╭──
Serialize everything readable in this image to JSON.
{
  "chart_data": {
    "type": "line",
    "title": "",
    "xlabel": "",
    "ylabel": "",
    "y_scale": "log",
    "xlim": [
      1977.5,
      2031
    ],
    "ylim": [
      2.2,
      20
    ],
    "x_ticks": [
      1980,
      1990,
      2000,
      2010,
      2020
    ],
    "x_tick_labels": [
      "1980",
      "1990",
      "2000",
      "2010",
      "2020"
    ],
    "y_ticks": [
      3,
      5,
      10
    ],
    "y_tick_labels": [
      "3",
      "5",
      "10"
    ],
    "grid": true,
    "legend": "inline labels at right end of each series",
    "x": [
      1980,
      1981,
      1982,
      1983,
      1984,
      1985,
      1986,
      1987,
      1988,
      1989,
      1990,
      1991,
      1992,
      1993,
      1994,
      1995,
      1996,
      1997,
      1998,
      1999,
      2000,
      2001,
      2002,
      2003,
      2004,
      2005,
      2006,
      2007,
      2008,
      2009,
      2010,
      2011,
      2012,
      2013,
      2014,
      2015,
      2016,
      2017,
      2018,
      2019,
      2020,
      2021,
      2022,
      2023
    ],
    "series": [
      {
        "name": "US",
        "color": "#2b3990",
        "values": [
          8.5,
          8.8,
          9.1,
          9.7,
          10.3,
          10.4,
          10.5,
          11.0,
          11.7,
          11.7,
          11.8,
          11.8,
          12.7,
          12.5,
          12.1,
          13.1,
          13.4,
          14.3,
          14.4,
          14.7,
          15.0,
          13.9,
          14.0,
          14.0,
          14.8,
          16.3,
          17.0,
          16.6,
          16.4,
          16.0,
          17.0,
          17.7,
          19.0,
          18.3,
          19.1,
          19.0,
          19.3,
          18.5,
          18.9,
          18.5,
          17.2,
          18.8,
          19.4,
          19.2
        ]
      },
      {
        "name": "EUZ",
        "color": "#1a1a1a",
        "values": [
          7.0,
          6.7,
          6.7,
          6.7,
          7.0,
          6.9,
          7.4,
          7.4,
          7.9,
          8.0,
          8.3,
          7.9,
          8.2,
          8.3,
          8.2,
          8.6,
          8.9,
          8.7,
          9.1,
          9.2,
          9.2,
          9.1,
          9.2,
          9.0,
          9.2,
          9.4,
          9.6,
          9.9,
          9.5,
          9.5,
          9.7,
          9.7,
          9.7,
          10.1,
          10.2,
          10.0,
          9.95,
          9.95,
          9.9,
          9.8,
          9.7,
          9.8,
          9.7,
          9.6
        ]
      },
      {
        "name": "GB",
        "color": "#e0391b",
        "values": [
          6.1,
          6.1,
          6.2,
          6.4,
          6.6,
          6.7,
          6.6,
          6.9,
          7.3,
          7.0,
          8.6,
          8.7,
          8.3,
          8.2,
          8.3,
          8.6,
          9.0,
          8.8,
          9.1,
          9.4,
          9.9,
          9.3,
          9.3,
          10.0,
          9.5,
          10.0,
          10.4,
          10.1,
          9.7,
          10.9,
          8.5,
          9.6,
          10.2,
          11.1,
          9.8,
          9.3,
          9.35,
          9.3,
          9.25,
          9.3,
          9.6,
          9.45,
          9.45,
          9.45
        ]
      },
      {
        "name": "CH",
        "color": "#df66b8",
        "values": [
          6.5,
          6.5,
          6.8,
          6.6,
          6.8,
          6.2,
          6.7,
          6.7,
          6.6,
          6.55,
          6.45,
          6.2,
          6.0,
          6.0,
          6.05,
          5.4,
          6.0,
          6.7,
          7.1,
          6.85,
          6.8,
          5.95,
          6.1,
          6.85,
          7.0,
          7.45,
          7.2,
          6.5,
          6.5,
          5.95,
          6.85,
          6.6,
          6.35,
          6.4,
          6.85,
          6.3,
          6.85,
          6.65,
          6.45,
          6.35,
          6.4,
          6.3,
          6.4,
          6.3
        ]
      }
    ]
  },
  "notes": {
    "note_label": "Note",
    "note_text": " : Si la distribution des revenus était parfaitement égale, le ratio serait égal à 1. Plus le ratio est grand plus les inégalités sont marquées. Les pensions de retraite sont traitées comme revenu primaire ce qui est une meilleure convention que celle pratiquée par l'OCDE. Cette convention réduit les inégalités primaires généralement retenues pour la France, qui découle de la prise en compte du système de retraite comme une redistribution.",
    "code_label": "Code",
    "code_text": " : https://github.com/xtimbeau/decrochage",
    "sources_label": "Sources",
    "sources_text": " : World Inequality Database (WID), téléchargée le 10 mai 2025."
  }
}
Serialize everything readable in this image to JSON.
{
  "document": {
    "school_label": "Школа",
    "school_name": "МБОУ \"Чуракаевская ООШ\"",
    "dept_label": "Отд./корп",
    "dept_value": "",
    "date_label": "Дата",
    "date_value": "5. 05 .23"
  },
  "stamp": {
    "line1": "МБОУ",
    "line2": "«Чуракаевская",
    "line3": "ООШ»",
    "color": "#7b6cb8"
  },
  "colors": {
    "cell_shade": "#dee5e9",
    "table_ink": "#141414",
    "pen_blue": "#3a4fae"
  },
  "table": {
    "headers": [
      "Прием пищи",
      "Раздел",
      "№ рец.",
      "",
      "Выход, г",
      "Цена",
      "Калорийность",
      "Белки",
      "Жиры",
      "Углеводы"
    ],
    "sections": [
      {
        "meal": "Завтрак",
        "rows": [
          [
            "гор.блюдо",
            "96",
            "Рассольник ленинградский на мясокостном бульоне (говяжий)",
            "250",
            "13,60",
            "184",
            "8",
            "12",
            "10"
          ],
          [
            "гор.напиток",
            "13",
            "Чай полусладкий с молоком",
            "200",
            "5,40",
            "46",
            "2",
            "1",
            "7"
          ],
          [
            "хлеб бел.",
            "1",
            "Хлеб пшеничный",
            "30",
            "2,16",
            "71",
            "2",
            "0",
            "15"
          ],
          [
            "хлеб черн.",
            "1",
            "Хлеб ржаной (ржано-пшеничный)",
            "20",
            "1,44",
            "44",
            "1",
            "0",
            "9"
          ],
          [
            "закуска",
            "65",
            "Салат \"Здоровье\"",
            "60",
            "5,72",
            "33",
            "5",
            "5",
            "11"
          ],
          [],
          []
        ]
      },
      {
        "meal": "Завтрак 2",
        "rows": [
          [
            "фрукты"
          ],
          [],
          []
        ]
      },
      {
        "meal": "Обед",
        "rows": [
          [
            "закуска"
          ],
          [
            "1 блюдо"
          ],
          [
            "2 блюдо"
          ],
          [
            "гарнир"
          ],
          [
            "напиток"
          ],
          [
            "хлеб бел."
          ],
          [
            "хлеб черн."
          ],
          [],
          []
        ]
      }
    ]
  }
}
╰──
╭──
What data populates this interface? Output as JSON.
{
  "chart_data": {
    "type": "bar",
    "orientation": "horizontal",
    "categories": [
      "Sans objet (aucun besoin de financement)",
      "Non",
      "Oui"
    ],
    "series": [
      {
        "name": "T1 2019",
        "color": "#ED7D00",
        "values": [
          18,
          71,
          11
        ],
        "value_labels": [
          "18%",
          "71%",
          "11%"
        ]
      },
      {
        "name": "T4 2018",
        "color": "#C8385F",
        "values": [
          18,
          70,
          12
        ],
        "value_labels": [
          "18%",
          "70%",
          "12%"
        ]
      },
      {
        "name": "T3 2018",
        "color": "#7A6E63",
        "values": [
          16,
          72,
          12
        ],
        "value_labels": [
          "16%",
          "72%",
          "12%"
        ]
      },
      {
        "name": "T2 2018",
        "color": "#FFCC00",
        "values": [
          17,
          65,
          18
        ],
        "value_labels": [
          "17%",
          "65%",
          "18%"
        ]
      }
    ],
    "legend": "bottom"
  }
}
╰──
╭──
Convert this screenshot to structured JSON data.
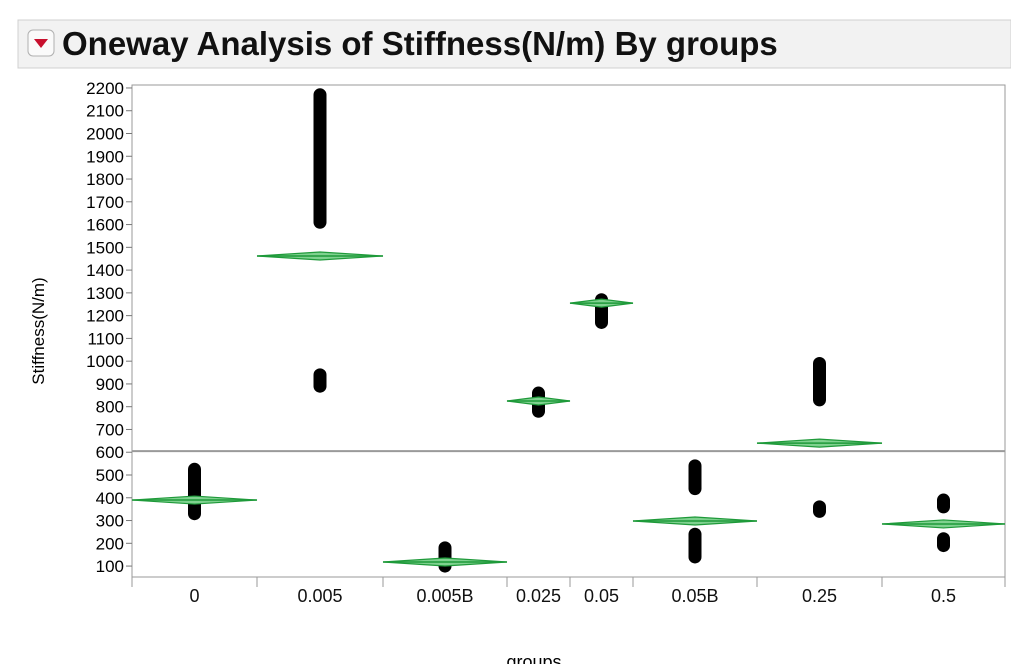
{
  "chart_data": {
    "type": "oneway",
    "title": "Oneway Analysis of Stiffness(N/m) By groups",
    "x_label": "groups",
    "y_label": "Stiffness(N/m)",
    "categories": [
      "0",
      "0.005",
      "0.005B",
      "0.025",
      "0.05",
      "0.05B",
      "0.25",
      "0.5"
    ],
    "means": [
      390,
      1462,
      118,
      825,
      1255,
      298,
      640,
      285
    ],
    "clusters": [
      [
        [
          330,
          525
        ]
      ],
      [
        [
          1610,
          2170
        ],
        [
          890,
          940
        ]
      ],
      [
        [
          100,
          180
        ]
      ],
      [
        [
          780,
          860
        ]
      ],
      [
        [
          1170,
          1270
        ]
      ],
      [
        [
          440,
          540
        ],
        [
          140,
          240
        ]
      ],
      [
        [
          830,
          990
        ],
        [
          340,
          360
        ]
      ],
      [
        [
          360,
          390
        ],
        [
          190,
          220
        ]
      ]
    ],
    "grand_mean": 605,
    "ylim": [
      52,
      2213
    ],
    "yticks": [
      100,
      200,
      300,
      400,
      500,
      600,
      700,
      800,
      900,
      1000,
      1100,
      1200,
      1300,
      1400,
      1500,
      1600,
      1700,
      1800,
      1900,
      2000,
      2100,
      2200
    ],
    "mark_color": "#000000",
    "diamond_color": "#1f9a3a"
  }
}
╰──
Problem to solve:
Out of the preceding entries, pull every line containing the string "пшеничный".

Completed exercise:
            "Хлеб пшеничный",
            "Хлеб ржаной (ржано-пшеничный)",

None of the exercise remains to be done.